DATA ROWS

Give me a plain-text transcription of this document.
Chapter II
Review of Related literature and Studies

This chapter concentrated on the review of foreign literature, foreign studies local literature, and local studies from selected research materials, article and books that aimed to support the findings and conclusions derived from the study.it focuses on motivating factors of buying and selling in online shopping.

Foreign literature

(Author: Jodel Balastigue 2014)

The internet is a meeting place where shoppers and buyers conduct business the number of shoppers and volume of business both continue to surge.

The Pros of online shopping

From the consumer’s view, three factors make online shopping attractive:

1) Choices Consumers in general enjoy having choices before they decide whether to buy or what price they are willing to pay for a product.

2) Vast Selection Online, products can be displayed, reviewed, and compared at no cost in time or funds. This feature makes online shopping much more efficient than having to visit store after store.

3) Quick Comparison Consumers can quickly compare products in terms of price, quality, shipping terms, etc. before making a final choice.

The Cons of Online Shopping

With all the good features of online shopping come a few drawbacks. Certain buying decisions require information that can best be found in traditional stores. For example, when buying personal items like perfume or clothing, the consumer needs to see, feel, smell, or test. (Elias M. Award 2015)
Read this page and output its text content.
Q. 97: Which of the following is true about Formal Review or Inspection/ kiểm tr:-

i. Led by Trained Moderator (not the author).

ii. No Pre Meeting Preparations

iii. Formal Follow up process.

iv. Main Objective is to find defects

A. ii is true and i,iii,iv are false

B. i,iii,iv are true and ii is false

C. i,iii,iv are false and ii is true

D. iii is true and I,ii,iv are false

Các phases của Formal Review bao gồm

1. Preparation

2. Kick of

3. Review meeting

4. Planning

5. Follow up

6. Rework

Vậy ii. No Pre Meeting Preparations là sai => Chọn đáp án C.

PROBLEM TO WORK ON
Please give back all of the records exactly as written.

TASK ANSWER
Give me a plain-text transcription of this document.
Chapter II
Review of Related literature and Studies

This chapter concentrated on the review of foreign literature, foreign studies local literature, and local studies from selected research materials, article and books that aimed to support the findings and conclusions derived from the study.it focuses on motivating factors of buying and selling in online shopping.

Foreign literature

(Author: Jodel Balastigue 2014)

The internet is a meeting place where shoppers and buyers conduct business the number of shoppers and volume of business both continue to surge.

The Pros of online shopping

From the consumer’s view, three factors make online shopping attractive:

1) Choices Consumers in general enjoy having choices before they decide whether to buy or what price they are willing to pay for a product.

2) Vast Selection Online, products can be displayed, reviewed, and compared at no cost in time or funds. This feature makes online shopping much more efficient than having to visit store after store.

3) Quick Comparison Consumers can quickly compare products in terms of price, quality, shipping terms, etc. before making a final choice.

The Cons of Online Shopping

With all the good features of online shopping come a few drawbacks. Certain buying decisions require information that can best be found in traditional stores. For example, when buying personal items like perfume or clothing, the consumer needs to see, feel, smell, or test. (Elias M. Award 2015)
Read this page and output its text content.
Q. 97: Which of the following is true about Formal Review or Inspection/ kiểm tr:-

i. Led by Trained Moderator (not the author).

ii. No Pre Meeting Preparations

iii. Formal Follow up process.

iv. Main Objective is to find defects

A. ii is true and i,iii,iv are false

B. i,iii,iv are true and ii is false

C. i,iii,iv are false and ii is true

D. iii is true and I,ii,iv are false

Các phases của Formal Review bao gồm

1. Preparation

2. Kick of

3. Review meeting

4. Planning

5. Follow up

6. Rework

Vậy ii. No Pre Meeting Preparations là sai => Chọn đáp án C.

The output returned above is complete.